SHORT PROBLEM >> Look through the data and write out every line with the word "league" in it.

DATA SECTION >>
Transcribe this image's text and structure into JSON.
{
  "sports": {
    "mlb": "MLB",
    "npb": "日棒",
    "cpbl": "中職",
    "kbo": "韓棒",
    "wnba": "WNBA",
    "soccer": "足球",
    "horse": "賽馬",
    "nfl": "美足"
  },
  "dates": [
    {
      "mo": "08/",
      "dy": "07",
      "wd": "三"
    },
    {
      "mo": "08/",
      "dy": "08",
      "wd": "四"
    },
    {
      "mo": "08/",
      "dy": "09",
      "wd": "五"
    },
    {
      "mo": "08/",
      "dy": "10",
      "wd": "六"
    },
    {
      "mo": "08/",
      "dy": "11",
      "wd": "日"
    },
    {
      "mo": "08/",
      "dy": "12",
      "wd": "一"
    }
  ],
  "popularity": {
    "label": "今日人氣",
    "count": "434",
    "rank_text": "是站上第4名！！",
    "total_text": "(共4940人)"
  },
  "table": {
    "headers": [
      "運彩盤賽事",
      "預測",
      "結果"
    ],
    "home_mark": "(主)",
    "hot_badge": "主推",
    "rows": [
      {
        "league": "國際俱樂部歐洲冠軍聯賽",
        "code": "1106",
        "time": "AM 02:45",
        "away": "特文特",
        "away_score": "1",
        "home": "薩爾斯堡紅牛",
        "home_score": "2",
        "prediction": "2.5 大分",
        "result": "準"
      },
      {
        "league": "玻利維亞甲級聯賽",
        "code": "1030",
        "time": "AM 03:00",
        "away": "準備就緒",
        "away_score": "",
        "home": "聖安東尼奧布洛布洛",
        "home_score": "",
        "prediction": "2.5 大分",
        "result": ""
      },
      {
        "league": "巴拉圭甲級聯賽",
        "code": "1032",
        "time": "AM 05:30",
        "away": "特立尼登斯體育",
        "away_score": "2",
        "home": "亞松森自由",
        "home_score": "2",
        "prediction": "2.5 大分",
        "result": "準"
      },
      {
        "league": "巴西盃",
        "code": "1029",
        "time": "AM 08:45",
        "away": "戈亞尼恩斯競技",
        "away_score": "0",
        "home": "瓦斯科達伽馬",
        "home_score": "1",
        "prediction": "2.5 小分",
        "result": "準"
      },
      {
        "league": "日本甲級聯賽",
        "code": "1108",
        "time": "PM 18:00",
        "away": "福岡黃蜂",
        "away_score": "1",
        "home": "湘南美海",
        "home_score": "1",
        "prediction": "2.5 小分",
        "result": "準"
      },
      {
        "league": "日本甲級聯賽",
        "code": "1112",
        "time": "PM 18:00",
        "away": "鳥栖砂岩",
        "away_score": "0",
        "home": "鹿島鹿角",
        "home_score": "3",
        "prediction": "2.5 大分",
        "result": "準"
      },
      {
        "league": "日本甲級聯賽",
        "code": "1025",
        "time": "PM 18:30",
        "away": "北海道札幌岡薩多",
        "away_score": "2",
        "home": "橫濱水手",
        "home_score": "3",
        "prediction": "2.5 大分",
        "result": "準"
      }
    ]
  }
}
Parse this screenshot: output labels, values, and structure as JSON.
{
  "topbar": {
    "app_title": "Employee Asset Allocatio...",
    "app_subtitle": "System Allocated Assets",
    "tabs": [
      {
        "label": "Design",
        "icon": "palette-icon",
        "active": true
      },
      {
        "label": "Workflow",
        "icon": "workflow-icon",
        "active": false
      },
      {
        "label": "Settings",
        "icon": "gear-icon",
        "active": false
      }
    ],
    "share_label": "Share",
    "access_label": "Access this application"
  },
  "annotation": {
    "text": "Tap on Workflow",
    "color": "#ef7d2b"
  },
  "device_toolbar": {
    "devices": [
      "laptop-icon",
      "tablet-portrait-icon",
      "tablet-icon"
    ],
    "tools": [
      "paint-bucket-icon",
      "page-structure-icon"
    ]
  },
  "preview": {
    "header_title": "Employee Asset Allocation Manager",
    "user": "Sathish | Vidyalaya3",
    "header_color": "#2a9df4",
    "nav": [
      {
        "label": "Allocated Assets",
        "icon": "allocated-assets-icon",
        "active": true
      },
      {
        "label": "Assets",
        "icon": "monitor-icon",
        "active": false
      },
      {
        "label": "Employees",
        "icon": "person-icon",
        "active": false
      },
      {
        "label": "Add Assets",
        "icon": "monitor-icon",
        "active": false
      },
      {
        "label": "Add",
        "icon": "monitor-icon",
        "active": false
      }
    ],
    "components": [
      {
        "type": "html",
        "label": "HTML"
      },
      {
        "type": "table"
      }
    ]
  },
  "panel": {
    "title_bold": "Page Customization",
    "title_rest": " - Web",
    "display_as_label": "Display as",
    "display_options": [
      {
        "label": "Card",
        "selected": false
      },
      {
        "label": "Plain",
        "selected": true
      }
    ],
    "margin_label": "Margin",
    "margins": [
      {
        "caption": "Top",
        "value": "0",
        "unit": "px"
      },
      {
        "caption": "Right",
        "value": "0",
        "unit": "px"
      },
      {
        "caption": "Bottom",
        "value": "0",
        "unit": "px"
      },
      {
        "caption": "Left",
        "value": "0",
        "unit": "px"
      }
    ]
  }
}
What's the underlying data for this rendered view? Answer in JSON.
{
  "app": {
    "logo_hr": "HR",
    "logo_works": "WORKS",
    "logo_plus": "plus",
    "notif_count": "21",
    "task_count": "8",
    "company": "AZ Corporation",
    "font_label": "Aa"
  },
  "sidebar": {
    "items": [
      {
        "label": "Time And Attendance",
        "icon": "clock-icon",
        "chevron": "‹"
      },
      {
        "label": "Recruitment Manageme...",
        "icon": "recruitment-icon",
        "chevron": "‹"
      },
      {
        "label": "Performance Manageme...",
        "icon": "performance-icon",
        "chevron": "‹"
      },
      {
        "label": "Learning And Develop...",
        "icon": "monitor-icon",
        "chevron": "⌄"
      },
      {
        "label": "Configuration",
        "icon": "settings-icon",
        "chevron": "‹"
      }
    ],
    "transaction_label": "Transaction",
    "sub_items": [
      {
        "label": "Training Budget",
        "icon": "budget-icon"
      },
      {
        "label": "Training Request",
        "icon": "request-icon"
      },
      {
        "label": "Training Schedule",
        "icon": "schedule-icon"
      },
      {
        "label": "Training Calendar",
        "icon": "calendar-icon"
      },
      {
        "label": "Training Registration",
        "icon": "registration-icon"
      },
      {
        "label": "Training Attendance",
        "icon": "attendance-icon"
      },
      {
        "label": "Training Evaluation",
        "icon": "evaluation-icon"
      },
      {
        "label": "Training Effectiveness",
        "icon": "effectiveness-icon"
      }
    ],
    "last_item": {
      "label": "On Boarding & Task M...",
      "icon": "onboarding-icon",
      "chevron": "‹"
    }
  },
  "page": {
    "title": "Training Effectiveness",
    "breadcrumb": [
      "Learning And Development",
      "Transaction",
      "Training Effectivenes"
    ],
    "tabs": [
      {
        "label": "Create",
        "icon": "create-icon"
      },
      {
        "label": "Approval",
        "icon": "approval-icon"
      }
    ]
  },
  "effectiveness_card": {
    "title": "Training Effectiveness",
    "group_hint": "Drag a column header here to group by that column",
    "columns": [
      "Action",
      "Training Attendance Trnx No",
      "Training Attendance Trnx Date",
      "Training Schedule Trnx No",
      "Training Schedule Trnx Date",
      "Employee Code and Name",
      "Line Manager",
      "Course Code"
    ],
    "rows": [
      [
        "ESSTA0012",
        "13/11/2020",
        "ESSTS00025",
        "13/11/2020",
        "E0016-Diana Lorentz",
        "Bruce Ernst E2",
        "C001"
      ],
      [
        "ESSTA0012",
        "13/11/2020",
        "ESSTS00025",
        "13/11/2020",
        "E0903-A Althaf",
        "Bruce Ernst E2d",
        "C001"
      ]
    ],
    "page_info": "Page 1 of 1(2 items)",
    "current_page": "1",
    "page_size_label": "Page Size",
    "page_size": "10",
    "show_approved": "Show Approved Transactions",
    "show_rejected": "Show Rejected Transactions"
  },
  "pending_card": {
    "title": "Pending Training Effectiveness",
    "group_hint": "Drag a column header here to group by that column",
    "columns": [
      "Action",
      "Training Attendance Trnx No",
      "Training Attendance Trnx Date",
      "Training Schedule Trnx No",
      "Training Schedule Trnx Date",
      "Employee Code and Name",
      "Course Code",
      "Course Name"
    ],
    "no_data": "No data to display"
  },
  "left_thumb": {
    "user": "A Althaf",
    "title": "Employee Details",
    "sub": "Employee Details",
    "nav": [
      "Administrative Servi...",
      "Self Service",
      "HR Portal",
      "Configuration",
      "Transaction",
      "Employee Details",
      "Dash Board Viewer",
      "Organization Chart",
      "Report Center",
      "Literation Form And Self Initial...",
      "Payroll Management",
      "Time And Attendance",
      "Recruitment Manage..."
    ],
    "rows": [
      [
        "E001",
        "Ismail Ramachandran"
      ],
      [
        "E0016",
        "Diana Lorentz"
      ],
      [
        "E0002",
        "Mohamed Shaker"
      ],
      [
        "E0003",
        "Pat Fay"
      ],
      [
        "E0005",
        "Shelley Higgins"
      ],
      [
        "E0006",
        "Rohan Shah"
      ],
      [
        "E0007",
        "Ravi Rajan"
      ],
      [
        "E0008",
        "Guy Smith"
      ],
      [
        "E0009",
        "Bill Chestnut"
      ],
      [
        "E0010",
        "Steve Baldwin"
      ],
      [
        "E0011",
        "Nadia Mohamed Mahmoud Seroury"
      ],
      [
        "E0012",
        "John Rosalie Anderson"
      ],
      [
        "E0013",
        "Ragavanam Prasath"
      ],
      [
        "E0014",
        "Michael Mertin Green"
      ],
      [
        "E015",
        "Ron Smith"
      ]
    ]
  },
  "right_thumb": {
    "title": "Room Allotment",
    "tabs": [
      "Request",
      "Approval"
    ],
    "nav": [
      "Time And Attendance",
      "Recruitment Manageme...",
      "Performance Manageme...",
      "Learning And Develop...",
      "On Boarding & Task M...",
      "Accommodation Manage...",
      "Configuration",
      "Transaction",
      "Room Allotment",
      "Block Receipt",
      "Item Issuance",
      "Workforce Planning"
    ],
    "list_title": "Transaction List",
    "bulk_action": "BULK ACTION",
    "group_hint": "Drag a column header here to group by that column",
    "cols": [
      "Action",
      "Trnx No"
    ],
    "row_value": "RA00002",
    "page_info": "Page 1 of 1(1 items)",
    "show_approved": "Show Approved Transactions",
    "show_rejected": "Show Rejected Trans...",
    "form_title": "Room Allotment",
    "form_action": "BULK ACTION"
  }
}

EXERCISE SOLUTION >>
        "league": "國際俱樂部歐洲冠軍聯賽",
        "league": "玻利維亞甲級聯賽",
        "league": "巴拉圭甲級聯賽",
        "league": "巴西盃",
        "league": "日本甲級聯賽",
        "league": "日本甲級聯賽",
        "league": "日本甲級聯賽",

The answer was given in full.